Begin Article

# Week 1 — Part 01: Environment Setup Lab

**Estimated Time:** 45-60 minutes

---

## Pre-study (Self-learn)

Foundations Course assumes Self-learn is complete. If you need a refresher on environments or Jupyter:

- [Foundations Course Pre-study index](../PRESTUDY.md)
- [Self-learn — Conda environment management](../self_learn/Chapters/2/03_conda_environments.md)
- [Self-learn — Conda environments and packages](../self_learn/Chapters/1/04_conda_environment_management.md)
- [Self-learn — Jupyter](../self_learn/Chapters/1/05_jupyter_interactive_computing.md)

---

## What success looks like (end of Part 01)

- You can create a new virtual environment (`.venv`).
- You can install `pandas` inside that environment.
- You can produce a `requirements.txt` and use it to reproduce installs later.

**Checkpoint evidence** (minimum):

- `python --version` prints what you expect.
- `pip --version` shows it is from your environment (not system-wide).
- `pip freeze > requirements.txt` produces a file.

---

## Learning Objectives

By completing this lab, you will:

- ✅ Create isolated Python environments using venv
- ✅ Install and manage dependencies with pip
- ✅ Save and restore project dependencies
- ✅ Test environment reproducibility

---

## Exercise 1: Virtual environments (quick refresher)

If you need the full explanation of why environments exist and how activation works, use the Self-learn links above.

In this notebook, you will:

1. Check your Python version
2. Create a venv
3. Install dependencies
4. Freeze dependencies into `requirements.txt` so the setup is reproducible

### What this cell does
Runs `python --version` using the shell (`!` prefix). This tells you which Python interpreter is active.

**Why it matters:** If you see `/usr/bin/python` instead of your venv path, your environment is not activated. All subsequent `pip install` calls would go to the wrong place.

In [2]:
# Check Python version
!python --version

Python 3.13.11


### Task 1.1: Create a Virtual Environment

Let's create a virtual environment for our project. This will be an isolated Python environment where we can install our project dependencies.

End Article

**Exercise task a**. In the records, starting at the first line and ending at the line that contains "y-axis-label-exponent: -1 <box>63", rewrite those lines with "data-point-label" changed to "point-tag" and everything else left as it is.

Begin Supplied entries

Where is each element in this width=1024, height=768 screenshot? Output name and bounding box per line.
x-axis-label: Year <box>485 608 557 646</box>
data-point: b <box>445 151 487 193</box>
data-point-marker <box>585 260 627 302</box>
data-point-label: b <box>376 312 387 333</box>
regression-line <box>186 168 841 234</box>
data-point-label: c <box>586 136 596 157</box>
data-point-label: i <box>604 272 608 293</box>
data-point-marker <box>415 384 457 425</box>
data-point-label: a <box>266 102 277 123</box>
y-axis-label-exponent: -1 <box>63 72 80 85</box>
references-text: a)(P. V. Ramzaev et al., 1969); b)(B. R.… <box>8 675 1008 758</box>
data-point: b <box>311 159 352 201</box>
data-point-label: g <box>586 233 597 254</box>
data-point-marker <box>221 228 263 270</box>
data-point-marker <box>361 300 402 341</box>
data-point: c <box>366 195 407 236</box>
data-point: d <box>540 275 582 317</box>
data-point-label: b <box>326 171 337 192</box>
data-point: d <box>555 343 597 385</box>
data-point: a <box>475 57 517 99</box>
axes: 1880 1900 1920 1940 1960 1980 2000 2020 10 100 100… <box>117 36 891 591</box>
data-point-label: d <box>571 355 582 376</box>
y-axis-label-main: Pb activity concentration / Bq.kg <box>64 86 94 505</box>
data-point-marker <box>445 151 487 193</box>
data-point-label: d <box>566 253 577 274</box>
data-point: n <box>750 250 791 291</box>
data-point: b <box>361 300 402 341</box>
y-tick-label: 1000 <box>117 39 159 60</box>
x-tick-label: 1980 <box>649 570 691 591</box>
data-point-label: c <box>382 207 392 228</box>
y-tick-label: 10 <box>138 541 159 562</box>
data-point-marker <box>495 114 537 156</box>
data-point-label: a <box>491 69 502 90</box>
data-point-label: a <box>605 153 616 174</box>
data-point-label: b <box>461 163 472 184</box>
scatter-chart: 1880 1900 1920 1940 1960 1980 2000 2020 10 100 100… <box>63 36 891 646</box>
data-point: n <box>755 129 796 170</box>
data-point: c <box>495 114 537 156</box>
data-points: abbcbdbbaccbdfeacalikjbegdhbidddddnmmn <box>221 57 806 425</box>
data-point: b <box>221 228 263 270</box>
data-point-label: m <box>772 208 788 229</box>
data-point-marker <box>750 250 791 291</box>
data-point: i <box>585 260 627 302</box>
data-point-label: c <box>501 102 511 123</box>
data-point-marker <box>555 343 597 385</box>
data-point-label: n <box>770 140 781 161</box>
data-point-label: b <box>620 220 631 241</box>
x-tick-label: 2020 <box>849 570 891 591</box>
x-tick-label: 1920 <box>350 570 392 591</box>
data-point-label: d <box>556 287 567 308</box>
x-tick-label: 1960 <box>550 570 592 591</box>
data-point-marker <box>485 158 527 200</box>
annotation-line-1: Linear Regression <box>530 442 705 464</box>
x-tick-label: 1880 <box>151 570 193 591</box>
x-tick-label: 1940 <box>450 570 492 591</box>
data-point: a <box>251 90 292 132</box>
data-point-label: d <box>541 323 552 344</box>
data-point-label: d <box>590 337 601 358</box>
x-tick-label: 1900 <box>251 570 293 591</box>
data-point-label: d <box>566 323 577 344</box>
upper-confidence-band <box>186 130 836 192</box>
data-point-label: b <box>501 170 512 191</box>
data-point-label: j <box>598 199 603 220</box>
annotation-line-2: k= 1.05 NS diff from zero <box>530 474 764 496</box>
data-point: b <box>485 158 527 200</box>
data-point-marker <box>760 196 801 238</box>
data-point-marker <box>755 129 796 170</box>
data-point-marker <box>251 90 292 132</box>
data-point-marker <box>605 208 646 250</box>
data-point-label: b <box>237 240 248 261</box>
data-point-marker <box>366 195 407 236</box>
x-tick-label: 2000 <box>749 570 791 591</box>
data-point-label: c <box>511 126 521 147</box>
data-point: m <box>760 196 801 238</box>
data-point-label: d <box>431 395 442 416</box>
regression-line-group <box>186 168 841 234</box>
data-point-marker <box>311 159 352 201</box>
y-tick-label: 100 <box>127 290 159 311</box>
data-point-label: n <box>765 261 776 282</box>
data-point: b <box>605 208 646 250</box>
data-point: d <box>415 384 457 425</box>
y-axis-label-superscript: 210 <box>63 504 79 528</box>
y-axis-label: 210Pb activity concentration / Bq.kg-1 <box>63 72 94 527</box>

End Supplied entries

**Exercise task b**. Write the next part of the environment setup lab, picking up after its last sentence.

**Output a**.
Where is each element in this width=1024, height=768 screenshot? Output name and bounding box per line.
x-axis-label: Year <box>485 608 557 646</box>
data-point: b <box>445 151 487 193</box>
data-point-marker <box>585 260 627 302</box>
point-tag: b <box>376 312 387 333</box>
regression-line <box>186 168 841 234</box>
point-tag: c <box>586 136 596 157</box>
point-tag: i <box>604 272 608 293</box>
data-point-marker <box>415 384 457 425</box>
point-tag: a <box>266 102 277 123</box>
y-axis-label-exponent: -1 <box>63 72 80 85</box>

**Output b**.
### What this cell does
Creates a virtual environment named `.venv` in the current directory using Python's built-in `venv` module.

**Key concept:** A virtual environment is an isolated copy of Python with its own `site-packages` folder. Installing packages here does **not** affect your system Python or other projects.

**What to check after running:** A new `.venv/` directory should appear. On Linux/macOS, `ls .venv/bin/` should show `python`, `pip`, and `activate`.

In [None]:
# Create a virtual environment named .venv
!python -m venv .venv

print("Virtual environment created successfully!")

### Task 1.2: Activate the Virtual Environment

Activation details vary by OS and workflow.

If you need a refresher on activation, kernels, and how Jupyter relates to environments, use the Self-learn links at the top.

Below we provide the common activation commands so you can proceed with the lab.

To activate your environment, run one of the following commands:

**Linux/macOS:**


In [None]:
%%bash
source .venv/bin/activate




**Windows (Command Prompt):**


.venv\Scripts\activate.bat




**Windows (PowerShell):**


.venv\Scripts\Activate.ps1


### What this cell does
Upgrades `pip` to the latest version, then verifies which `pip` is active.

**Why upgrade pip first?** Older pip versions sometimes fail to resolve dependencies correctly or miss newer wheel formats. This is a standard first step after creating any new environment.

**What to check:** The `pip --version` output should show a path inside your `.venv/` directory, not `/usr/bin/pip`.

### Task 1.3: Upgrade pip

It's good practice to upgrade pip to the latest version after creating a new virtual environment.

In [3]:
# Upgrade pip to the latest version
!python -m pip install --upgrade pip

# Verify pip version
!pip --version

Collecting pip
  Using cached pip-26.0.1-py3-none-any.whl.metadata (4.7 kB)
Using cached pip-26.0.1-py3-none-any.whl (1.8 MB)
Installing collected packages: pip
  Attempting uninstall: pip
    Found existing installation: pip 26.0
    Uninstalling pip-26.0:
      Successfully uninstalled pip-26.0
Successfully installed pip-26.0.1
pip 26.0.1 from /home/wsl2ubt2204/miniconda/envs/py313/lib/python3.13/site-packages/pip (python 3.13)


### What this cell does
Installs `pandas` and verifies the import works. The `try/except` block gives a clear error if the install failed.

**Why pandas?** It's the standard library for reading and manipulating tabular data (CSV, Excel, etc.) in Python. You'll use it in Part 02 to build the data profiling script.

**What to check:** The printed version should match what you'd expect. If you see `ImportError`, the install failed — check that your venv is activated.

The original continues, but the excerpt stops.